__OBJECTIVE__.
Scan the data below. Pull out each line where "играет" occurs.

__DATA TO PROCESS__.
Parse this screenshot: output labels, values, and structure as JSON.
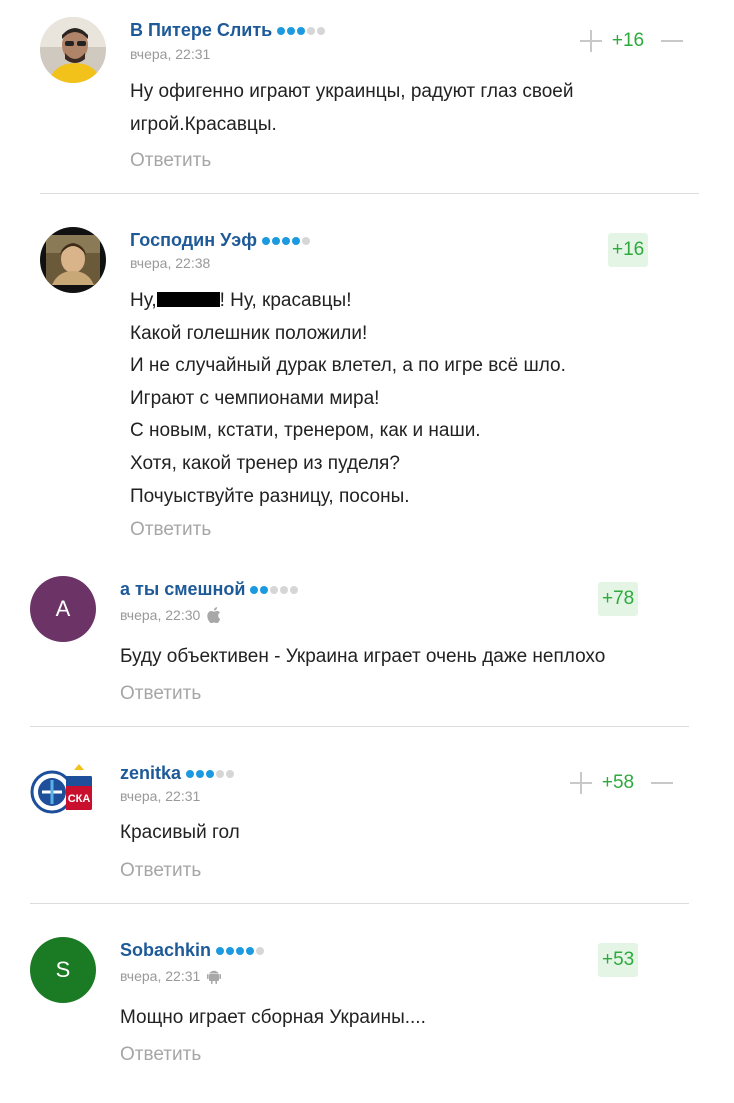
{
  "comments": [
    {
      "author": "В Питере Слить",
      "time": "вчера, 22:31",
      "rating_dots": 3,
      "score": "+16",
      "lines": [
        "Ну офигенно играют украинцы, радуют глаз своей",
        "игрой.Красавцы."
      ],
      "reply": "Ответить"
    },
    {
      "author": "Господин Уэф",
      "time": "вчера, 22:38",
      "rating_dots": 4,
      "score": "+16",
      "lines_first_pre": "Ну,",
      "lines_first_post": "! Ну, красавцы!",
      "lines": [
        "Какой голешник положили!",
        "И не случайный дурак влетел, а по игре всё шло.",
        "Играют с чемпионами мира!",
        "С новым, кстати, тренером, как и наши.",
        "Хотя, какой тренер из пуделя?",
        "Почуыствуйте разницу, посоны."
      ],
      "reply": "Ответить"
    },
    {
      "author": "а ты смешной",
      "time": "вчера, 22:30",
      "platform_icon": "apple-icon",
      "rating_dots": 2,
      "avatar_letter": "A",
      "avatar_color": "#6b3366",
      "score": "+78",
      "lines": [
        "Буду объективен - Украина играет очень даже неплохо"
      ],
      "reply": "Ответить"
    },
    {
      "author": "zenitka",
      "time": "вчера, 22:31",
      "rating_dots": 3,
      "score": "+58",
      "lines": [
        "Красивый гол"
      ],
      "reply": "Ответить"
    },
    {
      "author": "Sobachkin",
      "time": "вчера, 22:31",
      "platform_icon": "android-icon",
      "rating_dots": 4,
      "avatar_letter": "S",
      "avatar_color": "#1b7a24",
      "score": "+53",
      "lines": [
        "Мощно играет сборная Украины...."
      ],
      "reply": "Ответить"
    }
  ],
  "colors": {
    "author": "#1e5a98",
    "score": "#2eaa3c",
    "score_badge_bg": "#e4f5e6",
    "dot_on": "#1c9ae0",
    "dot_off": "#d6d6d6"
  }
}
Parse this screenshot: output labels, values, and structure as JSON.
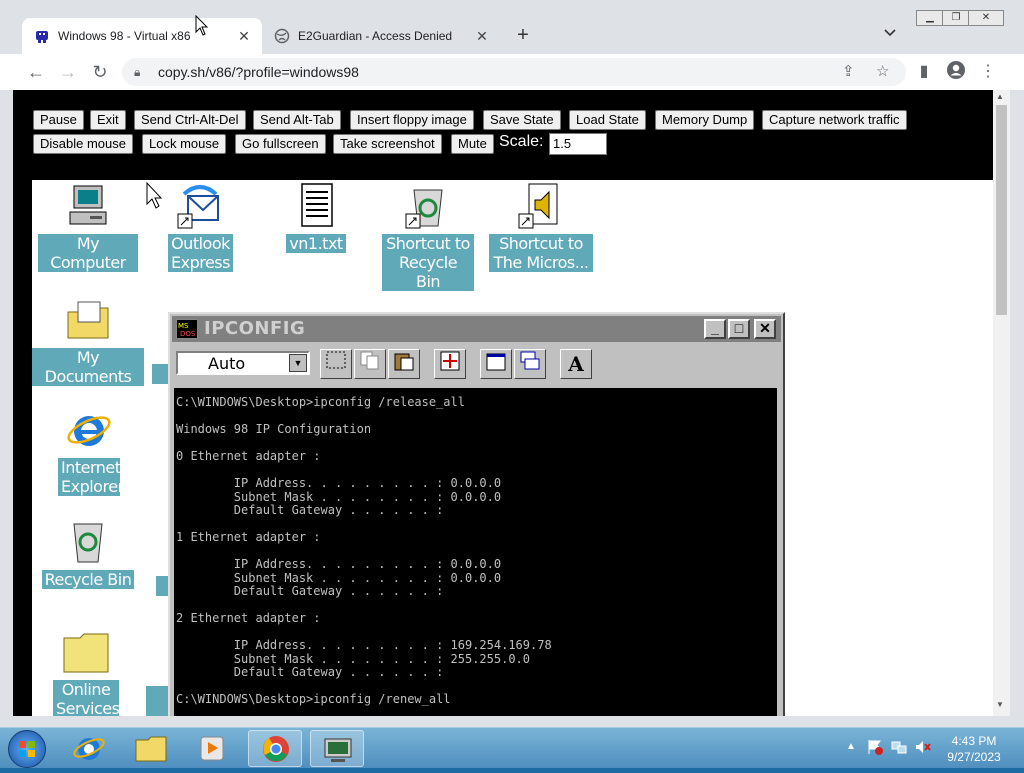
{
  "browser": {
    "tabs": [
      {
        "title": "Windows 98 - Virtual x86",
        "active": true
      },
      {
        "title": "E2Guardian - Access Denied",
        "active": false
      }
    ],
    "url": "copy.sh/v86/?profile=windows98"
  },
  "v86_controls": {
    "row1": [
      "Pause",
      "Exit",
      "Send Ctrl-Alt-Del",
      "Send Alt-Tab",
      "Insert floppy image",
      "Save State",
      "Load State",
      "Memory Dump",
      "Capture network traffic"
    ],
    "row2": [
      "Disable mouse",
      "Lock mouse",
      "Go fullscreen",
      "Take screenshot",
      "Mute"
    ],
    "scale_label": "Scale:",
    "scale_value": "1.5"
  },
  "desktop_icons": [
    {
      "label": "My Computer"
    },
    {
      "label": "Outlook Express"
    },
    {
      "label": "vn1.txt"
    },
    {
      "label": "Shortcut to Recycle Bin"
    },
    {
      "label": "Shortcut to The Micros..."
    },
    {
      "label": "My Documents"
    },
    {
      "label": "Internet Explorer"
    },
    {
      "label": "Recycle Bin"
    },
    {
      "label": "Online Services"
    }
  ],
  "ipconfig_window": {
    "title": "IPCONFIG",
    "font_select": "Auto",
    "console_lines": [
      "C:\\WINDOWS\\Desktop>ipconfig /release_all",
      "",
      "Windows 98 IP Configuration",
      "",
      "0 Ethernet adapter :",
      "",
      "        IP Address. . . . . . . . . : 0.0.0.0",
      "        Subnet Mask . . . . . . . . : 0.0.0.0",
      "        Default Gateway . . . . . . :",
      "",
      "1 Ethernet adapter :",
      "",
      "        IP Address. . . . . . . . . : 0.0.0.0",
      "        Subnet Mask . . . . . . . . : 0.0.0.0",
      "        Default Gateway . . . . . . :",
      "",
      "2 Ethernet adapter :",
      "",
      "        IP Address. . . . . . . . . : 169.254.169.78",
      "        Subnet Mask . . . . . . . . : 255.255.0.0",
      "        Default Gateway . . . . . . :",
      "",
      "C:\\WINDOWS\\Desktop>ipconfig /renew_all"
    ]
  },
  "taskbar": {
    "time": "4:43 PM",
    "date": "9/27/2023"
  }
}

==

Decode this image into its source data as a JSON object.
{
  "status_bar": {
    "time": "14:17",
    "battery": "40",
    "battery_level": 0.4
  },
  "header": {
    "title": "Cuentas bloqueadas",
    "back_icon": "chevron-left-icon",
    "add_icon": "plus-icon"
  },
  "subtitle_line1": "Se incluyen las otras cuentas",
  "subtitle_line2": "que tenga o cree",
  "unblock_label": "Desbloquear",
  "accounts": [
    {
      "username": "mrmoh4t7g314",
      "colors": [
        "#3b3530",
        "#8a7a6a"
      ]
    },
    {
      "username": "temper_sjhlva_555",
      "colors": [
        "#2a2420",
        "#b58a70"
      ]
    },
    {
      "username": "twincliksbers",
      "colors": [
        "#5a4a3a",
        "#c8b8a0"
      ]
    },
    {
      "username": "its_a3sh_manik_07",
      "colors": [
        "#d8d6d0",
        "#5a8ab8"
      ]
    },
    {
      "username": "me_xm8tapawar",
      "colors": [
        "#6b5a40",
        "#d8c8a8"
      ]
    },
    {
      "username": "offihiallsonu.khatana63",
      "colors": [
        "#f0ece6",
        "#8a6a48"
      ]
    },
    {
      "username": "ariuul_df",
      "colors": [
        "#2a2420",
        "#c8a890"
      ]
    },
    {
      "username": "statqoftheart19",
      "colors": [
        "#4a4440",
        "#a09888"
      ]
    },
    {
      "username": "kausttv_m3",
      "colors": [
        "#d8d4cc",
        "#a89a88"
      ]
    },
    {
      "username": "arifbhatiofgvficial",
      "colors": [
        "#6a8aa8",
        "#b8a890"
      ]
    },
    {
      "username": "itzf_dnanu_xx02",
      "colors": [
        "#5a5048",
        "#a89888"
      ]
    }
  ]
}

* * *

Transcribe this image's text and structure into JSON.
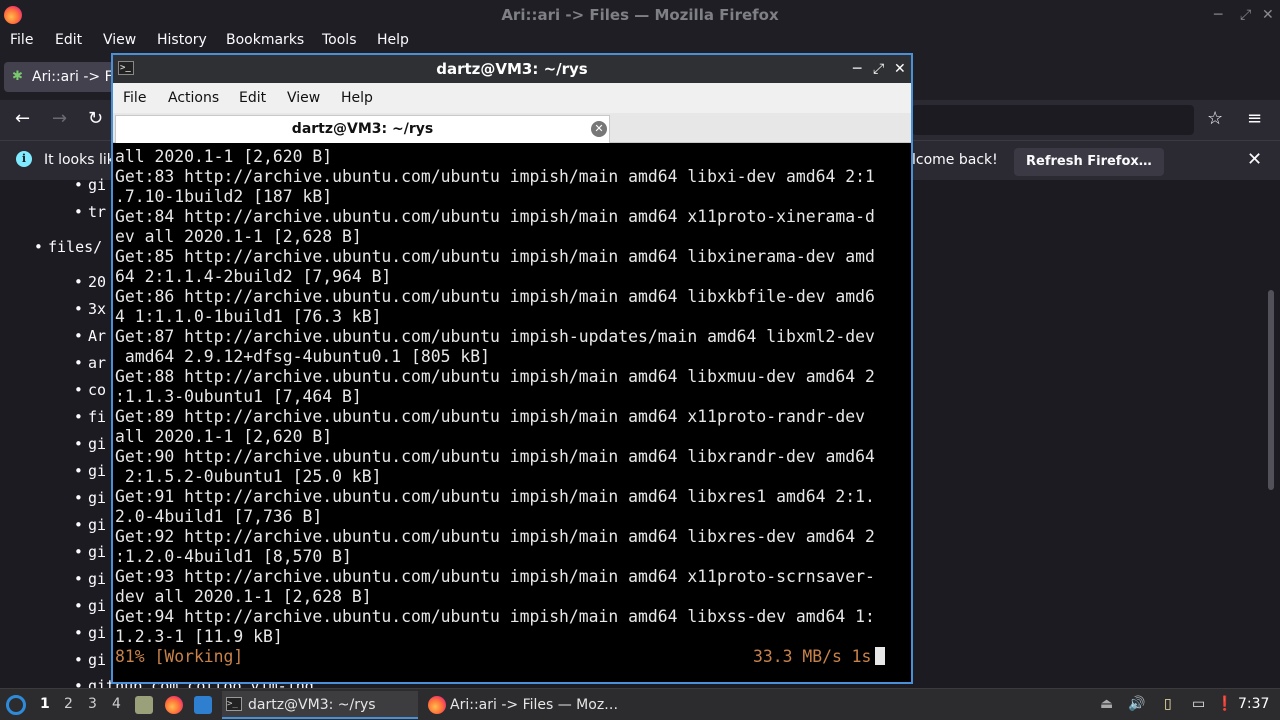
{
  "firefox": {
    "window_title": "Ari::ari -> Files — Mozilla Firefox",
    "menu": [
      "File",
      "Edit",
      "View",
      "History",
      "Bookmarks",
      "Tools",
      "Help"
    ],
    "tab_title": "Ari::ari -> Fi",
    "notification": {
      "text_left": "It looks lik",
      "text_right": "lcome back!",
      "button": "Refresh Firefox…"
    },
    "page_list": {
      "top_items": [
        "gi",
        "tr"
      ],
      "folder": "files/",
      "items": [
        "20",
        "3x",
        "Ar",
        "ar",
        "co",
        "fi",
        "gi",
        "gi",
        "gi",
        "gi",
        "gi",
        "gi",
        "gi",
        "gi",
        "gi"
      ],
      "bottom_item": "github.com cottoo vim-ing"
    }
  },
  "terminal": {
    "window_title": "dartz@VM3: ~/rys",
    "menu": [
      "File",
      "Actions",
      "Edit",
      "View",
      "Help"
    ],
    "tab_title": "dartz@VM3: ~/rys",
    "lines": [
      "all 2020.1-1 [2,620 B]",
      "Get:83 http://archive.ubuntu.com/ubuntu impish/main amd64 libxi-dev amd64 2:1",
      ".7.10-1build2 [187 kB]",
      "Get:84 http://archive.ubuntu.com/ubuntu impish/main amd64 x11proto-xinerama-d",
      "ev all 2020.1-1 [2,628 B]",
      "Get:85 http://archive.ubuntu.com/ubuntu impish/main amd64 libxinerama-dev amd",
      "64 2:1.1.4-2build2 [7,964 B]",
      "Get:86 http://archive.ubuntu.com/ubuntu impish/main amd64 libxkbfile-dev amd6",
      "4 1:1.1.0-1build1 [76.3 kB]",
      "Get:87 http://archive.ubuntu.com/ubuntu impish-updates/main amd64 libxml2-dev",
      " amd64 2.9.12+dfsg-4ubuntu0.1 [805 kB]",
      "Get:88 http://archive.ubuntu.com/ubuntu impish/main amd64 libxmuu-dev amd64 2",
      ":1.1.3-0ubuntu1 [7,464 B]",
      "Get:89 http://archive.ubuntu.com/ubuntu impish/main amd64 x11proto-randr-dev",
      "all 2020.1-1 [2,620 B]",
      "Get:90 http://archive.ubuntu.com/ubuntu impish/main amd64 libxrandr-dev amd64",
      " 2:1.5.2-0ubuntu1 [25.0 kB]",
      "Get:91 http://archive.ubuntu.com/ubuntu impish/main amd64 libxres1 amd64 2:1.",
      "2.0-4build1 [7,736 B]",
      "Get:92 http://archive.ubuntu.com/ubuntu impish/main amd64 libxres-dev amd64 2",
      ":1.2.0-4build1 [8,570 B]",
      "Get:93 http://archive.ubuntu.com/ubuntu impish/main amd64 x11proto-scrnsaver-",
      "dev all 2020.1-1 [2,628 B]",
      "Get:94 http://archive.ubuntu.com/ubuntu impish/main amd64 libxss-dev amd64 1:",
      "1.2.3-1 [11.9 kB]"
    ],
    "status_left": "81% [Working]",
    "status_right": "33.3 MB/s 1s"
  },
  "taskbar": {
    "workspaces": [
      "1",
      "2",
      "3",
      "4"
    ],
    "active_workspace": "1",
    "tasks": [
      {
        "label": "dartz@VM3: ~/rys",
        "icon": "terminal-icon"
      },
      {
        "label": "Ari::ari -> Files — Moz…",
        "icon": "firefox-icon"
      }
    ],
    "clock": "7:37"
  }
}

__OUTPUT OF THE EXERCISE__.
        "Буду объективен - Украина играет очень даже неплохо"
        "Мощно играет сборная Украины...."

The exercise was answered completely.